• _Tekstfragment_:
────────────────────

Resultaat: het Palma-document, 1989 met een lijst van maatregelen, prioriteit ligt bij actie tegen terrorisme, internationale misdaad, drugshandel en andere illegale handel. Nadruk op betere internationale samenwerking van justitie en politie.
Belangrijkste idee is een sterker systeem voor de uitwisseling van informatie.

6. UCLAF
Unit for the Coordination of Fraud Prevention

Opgericht: in 1989 door het algemene secratariaat van de Commissie.
Deelnemers: Commissie-leden en gespecialiseerde politiemensen uit de lidstaten
Doel: heeft coördinerende rol en concentreert zich uitsluitend op het stoppen van EG fraude. Onofficieel coördinatiecentrum. DAF, Documentation Anti-Fraud, was in maart 1992 nog in ontwikkeling.

7. MAG en MAG 92
Mutual Assistance Group

Opgericht: 1967 onder de Napels Conventie
Deelnemers: douane-beambten van de Lidstaten aangevuld met de Europese Commissie
Doel: het stimuleren van administratieve samenwerking in de strijd tegen de drugs.
Resultaat: verbetering van samenwerking en informatie-uitwisseling tussen politie en douane. Trainingsprogramma's. SCENT, Systems Customs Enforcement Network, database waarop 8 landen zijn aangesloten, maar is niet echt efficiënt.

8. Europese politieke samenwerking

Opgericht: Londen 20 oktober 1986
Deelnemers: raadgevend framework voor de ministers van Justitie en binnenlandse zaken.
Doel: illegale migratie en bestrijden van meest drugsrelated crime.

────────────────────

[Een reeks items]
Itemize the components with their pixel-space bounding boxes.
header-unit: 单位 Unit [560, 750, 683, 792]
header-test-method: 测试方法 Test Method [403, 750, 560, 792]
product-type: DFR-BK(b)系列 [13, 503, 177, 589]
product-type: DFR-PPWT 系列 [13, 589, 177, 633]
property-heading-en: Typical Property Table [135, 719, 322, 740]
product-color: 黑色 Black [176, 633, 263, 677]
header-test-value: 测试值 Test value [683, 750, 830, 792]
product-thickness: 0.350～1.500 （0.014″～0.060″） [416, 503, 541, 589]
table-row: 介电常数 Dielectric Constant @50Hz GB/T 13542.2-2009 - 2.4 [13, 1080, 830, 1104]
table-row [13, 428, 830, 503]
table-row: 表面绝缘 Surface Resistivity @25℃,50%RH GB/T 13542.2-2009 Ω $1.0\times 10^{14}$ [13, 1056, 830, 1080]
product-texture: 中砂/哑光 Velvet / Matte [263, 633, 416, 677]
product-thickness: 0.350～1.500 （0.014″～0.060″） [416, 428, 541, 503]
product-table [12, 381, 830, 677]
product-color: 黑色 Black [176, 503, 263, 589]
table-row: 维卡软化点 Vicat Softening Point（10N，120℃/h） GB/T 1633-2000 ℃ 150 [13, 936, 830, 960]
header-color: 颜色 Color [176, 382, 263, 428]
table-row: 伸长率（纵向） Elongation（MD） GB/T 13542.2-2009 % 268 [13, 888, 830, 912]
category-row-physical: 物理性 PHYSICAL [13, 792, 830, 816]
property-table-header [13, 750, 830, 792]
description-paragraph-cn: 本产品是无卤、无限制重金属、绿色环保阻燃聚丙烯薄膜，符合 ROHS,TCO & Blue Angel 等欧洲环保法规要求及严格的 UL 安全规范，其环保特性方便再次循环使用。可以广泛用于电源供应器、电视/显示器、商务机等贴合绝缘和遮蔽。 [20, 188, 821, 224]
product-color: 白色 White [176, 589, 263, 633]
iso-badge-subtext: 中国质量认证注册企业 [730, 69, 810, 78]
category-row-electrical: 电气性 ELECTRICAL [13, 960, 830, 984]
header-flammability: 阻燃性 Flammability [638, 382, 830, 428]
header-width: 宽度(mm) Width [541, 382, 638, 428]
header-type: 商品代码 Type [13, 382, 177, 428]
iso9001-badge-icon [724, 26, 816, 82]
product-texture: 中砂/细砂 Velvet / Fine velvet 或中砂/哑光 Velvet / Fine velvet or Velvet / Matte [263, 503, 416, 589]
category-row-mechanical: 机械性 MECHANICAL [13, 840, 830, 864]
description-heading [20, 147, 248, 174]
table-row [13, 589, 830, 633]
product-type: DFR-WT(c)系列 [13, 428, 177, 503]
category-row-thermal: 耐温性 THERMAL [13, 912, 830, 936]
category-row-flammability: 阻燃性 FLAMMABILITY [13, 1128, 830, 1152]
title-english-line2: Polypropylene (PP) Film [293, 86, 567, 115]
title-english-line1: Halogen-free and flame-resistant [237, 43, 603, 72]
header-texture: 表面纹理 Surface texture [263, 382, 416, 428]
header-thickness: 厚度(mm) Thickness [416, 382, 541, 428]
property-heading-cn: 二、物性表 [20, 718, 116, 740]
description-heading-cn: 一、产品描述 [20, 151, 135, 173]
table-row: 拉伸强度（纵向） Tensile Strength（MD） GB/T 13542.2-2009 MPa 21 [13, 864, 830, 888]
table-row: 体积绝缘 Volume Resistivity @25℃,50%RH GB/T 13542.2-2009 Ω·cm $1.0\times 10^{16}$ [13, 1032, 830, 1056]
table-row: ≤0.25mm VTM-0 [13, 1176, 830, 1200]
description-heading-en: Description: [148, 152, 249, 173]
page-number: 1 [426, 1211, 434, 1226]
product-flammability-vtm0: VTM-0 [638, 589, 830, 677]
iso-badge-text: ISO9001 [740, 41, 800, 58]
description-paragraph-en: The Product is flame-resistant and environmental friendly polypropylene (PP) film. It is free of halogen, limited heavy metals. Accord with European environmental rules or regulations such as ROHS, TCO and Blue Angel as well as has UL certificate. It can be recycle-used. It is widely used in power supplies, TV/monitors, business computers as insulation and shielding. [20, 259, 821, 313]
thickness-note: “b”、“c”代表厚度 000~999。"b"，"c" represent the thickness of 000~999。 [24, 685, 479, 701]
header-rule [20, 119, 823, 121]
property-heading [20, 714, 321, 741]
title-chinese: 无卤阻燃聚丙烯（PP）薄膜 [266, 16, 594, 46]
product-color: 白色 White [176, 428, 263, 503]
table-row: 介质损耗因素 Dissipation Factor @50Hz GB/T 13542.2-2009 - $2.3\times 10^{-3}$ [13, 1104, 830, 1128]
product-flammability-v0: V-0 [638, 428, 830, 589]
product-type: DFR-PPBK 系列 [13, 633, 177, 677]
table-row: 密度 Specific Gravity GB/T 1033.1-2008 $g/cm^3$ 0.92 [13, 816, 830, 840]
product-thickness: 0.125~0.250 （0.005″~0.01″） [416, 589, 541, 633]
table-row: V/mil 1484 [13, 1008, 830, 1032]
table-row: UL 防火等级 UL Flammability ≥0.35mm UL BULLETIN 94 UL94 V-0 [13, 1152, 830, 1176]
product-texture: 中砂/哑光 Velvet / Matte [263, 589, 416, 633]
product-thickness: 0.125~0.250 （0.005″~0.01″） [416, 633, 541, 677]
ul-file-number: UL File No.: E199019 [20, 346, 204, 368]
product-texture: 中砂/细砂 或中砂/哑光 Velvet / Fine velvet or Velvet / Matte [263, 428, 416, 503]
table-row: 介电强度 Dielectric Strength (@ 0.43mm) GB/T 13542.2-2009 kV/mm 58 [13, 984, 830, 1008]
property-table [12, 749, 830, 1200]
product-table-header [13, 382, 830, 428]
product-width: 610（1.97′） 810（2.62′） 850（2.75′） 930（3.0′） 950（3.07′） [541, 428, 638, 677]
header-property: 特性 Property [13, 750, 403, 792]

────────────────────

• _Opdracht 1_:
Vertaal alsjeblieft deze zin uit de tekst over Europese samenwerking van politie en justitie in het Engels: "Belangrijkste idee is een sterker systeem voor de uitwisseling van informatie."
• _Opdracht 2_:
In welk jaar en onder welke conventie is de Mutual Assistance Group opgericht, volgens de tekst over Europese samenwerking van politie en justitie?
• _Opdracht 3_:
Schrijf de tekst over Europese samenwerking van politie en justitie verder vanaf de laatste zin.

• _Antwoord 1_:
The main idea is a stronger system for the exchange of information.

• _Antwoord 2_:
In 1967, onder de Napels Conventie.

• _Antwoord 3_:
Juridische groep van de 12 ministers vergadert 3 keer per jaar om tot overeenkomsten over uitwijzing en overdragen van vervolging en ten uitvoerlegging van straffen te bespreken.
Ad Hoc groep drugsverslaving vergadert sinds 1986 een keer per jaar. Groep van experts die activiteiten rond drugs en gezondheid coördineert.

9. TREVI
Terrorism, Radicalism, Extremism, International violence

Opgericht: als werkgroep tijdens de Raad van Ministers in Rome, 1975.
Deelnemers: ministers van justitie en binnenlandse zaken.
Staat buiten de EG strukturen, er is geen controle, alhoewel de Commissie recentelijk is toegelaten als waarnemer. Uitgebreid met 'de vrienden van TREVI': Oostenrijk, Marokko, Noorwegen, Zweden, de Verenigde Staten en Canada.
Doel: algemene taak het bevorderen van samenwerking op gebied van veiligheid, onderverdeeld in de volgende groepen:
TREVI 1: (1976) terrorisme
TREVI 2: (1976) politie opleiding en technologie
TREVI 3: (1985) georganiseerde misdaad en serieuze verstoringen van de openbare orde (met Interpol als observer) Binnen deze werkgriep is besloten een niet-uitvoerend orgaan in het leven te roepen voor de uitwisseling van informatie over strijd tegen drugs: de European Drugs Intelligence Unit (EDU). De EDU is nu de eerste fase in de opzet van Europol.
TREVI 4: veiligheid van nucleaire transporten en andere gevaarlijke stoffen tegen rampen en ongelukken
TREVI 92 bekijkt de consequenties van het verdwijnen van de binnengrenzen voor de politie. Zij houden zich ook bezig met het Europees Informatie Systeem (EIS).
De Ad Hoc Europol groep bekijkt de doelen, ontwikkeling, vestiging en toekomstige aktiviteiten van Europol.
De konferentie van ministers vindt tweemaal per jaar plaats en heeft een aktieprogramma geproduceerd over het versterken van de politiesamenwerking en de strijd tegen terrorism en andere vormen van georganiseerde misdaad.

10. Ad Hoc Immigratiegroep

Opgericht: oktober 1986 door de ministers verantwoordelijk voor vreemdelingen en immigratie.
Deelnemers: de 12 ministers, in drie sub-groepen: asylwetgeving, vervalsing van documenten en controle aan de buitengrenzen. Soms in samenwerking met TREVI-werkgroepen hetgeen niet zonder moeilijkheden was.
Doel:
Resultaat:

11. European Committee to Combat Drugs (CELAD)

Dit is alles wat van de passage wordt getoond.